Entries taken from a collection
■ ■ ■ ■
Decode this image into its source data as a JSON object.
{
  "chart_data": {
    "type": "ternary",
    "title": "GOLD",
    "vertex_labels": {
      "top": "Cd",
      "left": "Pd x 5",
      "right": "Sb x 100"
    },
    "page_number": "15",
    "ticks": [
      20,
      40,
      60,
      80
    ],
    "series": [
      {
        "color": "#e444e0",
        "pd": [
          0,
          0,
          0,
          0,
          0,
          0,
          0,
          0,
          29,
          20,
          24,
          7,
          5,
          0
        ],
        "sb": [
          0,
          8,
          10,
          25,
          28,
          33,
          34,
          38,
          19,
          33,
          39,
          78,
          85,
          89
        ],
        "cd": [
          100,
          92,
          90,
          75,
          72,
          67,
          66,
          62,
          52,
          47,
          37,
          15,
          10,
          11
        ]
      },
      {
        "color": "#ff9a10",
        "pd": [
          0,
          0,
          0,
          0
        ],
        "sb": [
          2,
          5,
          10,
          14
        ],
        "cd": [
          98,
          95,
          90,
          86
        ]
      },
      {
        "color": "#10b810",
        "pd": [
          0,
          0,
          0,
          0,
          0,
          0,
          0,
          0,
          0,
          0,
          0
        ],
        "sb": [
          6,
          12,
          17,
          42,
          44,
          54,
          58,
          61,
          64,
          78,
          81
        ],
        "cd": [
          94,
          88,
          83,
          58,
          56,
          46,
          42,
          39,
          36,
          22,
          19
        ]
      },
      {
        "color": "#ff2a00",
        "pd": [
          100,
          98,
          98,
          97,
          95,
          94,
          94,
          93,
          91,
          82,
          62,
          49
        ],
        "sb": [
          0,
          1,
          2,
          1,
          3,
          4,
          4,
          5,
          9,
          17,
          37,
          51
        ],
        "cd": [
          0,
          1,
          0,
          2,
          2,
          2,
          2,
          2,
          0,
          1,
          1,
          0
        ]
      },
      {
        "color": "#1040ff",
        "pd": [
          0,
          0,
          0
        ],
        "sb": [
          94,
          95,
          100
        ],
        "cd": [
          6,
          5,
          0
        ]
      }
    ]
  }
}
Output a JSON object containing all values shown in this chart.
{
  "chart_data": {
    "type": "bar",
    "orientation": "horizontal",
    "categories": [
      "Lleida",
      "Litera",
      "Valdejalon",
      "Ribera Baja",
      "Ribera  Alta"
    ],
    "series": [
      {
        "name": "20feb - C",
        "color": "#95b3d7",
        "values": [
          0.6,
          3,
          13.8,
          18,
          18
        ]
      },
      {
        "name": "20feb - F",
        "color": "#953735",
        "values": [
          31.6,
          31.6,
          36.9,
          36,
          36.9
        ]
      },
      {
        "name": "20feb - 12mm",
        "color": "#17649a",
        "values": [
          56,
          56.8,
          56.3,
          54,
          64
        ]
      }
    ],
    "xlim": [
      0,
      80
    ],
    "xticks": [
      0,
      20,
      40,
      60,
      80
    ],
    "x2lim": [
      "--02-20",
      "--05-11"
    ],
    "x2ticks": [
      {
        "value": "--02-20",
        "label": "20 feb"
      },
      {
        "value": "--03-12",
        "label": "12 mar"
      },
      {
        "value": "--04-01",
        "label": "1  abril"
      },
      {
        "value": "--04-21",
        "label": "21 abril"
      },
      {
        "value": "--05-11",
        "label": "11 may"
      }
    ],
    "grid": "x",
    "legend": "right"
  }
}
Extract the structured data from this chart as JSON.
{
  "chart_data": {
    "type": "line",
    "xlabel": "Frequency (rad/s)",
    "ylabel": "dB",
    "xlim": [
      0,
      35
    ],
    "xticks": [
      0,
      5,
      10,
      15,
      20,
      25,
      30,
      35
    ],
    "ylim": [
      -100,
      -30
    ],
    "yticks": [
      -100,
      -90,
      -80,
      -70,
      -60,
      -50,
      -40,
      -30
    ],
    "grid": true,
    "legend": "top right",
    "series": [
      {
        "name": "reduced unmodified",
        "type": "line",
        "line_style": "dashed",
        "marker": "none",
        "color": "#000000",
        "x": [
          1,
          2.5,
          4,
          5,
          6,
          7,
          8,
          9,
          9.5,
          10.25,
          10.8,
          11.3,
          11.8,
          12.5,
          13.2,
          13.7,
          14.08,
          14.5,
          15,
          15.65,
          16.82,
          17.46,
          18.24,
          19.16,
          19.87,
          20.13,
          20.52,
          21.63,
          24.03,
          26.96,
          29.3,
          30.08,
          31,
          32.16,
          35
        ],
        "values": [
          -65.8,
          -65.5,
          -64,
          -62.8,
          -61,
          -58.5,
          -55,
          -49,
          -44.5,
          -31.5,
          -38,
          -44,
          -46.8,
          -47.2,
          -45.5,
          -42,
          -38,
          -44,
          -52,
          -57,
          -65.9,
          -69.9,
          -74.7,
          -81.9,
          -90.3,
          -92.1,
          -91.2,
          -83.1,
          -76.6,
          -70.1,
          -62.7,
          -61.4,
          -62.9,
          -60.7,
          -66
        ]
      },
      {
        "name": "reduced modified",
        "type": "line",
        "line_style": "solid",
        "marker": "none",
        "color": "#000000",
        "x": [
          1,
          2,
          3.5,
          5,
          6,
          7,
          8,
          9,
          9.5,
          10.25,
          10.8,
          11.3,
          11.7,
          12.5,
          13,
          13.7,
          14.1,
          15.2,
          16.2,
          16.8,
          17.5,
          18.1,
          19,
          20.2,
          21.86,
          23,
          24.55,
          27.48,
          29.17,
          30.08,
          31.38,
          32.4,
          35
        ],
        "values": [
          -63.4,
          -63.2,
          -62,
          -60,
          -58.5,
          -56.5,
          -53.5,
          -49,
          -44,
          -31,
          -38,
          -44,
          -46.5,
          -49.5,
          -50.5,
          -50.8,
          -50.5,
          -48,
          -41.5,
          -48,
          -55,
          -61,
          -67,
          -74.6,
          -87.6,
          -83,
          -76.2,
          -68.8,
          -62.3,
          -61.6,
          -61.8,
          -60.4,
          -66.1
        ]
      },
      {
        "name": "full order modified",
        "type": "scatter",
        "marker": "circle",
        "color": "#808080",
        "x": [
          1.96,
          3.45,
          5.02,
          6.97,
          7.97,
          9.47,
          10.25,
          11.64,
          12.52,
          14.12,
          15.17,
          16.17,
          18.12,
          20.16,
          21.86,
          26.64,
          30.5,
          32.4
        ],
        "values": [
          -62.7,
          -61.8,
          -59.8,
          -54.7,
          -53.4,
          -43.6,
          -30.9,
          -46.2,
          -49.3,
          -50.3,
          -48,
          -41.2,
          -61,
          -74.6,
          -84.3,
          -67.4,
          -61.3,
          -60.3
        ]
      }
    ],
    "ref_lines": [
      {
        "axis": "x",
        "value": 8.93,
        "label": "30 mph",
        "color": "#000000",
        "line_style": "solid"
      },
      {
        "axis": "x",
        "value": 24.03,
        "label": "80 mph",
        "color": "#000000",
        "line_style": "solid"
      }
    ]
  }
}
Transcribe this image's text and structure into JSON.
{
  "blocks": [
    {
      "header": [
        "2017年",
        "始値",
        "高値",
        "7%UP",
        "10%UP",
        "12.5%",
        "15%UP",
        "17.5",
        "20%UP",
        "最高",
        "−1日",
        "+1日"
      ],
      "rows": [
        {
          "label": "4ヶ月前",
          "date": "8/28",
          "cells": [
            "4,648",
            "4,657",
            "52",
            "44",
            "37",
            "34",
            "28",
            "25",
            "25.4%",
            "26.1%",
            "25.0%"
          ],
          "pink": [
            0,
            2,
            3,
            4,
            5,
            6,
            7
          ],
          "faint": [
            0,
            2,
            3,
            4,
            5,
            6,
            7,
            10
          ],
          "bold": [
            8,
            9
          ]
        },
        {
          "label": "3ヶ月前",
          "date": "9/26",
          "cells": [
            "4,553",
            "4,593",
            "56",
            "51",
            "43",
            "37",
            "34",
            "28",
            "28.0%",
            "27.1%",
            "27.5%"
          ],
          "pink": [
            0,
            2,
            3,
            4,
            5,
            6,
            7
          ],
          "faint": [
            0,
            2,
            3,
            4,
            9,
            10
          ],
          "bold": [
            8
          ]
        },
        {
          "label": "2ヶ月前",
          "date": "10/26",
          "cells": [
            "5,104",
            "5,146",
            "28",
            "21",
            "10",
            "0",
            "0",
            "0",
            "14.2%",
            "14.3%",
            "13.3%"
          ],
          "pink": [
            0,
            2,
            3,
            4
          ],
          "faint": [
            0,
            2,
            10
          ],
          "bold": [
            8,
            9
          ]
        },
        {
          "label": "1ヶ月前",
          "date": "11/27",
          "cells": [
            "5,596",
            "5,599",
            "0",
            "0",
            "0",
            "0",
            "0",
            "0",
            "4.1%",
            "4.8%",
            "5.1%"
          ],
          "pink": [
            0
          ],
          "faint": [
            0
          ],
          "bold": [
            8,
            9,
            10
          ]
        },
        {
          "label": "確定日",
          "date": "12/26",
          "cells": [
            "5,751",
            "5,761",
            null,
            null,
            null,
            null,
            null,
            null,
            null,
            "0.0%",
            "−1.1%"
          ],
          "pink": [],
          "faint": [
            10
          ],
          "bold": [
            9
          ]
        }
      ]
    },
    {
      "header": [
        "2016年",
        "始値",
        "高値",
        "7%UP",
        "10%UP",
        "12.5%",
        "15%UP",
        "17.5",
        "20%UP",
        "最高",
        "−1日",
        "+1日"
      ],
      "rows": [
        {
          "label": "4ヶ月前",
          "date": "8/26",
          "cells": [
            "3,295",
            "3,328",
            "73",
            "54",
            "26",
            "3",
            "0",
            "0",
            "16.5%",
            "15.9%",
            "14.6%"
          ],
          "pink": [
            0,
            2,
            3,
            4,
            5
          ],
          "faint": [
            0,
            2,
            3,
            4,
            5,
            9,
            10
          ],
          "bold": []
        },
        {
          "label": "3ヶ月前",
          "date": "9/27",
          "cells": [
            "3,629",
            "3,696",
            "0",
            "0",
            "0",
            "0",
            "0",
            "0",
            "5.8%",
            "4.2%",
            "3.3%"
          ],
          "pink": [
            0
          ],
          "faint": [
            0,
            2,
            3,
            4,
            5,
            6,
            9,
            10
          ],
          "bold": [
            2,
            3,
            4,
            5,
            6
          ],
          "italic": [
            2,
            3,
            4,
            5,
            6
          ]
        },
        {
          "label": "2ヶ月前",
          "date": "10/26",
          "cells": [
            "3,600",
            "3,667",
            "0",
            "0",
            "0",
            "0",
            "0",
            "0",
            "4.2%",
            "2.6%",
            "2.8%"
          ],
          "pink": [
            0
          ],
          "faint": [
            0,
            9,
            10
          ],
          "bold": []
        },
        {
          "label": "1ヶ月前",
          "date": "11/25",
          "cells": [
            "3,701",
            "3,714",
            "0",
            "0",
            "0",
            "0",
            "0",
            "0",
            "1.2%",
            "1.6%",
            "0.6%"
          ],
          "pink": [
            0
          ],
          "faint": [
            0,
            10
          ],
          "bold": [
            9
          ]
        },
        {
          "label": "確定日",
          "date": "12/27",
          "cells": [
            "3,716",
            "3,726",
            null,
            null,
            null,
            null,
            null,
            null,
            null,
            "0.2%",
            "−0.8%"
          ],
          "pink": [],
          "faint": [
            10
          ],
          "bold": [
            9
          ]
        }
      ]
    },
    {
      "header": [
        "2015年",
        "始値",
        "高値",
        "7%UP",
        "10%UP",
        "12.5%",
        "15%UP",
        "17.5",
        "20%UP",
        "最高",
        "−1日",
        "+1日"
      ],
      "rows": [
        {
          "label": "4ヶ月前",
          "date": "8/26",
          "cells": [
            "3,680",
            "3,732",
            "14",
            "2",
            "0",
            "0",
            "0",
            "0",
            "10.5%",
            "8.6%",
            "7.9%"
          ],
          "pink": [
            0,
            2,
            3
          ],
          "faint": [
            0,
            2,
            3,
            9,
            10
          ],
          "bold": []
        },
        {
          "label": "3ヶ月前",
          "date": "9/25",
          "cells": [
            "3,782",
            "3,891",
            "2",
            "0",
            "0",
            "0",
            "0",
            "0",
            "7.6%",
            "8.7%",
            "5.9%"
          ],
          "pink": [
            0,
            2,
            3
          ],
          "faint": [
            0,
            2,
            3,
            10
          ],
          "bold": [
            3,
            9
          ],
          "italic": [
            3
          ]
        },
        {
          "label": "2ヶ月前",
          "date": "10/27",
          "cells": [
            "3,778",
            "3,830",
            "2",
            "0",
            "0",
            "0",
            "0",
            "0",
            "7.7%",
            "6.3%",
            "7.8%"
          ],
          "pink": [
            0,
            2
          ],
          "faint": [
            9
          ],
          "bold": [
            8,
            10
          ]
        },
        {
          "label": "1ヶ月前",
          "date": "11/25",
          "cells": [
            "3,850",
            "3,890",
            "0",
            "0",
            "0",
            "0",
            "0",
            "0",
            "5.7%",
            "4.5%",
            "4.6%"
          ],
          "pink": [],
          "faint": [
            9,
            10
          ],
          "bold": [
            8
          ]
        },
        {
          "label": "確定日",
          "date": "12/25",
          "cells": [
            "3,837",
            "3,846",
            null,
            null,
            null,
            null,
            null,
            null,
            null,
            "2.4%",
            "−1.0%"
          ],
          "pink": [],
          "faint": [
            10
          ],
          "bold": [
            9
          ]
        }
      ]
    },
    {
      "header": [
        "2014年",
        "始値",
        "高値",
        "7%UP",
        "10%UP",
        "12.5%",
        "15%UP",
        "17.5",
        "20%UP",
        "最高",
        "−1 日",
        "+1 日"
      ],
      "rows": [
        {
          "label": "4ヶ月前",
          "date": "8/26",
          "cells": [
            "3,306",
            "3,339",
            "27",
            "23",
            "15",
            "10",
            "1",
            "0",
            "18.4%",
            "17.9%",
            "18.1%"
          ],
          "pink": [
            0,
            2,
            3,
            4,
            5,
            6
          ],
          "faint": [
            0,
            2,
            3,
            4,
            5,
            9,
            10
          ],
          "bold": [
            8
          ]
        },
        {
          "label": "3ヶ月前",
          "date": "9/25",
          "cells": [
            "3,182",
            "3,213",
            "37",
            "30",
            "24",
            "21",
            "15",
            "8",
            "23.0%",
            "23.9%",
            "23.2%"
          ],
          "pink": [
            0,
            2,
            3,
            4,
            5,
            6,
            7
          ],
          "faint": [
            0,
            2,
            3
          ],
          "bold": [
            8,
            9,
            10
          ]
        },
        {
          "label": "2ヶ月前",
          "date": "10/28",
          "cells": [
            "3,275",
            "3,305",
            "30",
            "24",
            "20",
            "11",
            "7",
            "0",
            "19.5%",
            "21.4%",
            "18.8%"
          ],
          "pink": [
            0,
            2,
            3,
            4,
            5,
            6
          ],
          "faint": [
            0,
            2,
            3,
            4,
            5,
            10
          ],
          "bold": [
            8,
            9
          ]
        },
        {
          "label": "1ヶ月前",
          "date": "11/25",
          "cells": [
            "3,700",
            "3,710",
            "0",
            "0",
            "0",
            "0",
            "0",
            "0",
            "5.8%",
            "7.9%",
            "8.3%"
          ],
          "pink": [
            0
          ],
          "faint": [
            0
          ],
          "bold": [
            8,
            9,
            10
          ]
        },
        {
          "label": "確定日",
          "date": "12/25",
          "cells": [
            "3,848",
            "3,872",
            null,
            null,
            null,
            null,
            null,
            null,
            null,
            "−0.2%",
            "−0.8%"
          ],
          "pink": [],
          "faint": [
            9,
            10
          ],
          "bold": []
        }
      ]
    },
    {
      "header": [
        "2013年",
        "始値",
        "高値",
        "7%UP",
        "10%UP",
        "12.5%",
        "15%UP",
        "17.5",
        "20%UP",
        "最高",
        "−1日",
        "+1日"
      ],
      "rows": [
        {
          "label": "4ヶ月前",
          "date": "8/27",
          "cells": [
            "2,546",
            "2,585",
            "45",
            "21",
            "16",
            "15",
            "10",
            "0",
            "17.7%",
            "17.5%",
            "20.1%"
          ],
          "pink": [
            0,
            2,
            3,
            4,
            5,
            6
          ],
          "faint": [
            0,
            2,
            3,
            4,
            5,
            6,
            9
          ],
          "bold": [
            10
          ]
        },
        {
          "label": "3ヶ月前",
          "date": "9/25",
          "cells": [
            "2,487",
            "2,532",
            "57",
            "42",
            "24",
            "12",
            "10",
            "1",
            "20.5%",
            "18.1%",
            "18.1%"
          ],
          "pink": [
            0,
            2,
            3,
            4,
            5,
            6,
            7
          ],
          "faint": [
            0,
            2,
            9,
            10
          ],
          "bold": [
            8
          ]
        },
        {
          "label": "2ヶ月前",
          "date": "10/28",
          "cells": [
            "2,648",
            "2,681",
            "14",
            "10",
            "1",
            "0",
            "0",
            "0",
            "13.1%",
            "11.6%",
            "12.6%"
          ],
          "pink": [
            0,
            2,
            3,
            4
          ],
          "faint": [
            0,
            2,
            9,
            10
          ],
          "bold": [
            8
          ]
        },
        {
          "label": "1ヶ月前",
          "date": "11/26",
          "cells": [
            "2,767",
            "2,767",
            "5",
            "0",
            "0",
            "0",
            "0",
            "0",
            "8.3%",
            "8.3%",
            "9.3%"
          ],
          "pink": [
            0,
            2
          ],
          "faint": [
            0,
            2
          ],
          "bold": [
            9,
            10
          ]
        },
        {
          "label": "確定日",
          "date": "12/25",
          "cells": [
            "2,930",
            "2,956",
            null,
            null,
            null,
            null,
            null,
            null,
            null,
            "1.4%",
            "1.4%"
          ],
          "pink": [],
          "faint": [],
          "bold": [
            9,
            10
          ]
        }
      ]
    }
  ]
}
■ ■ ■ ■
WRITTEN INSTRUCTION
From the listing, copy every line where the string "right" appears.

CORRECT RESPONSE
      "right": "Sb x 100"
    "legend": "right"
    "legend": "top right",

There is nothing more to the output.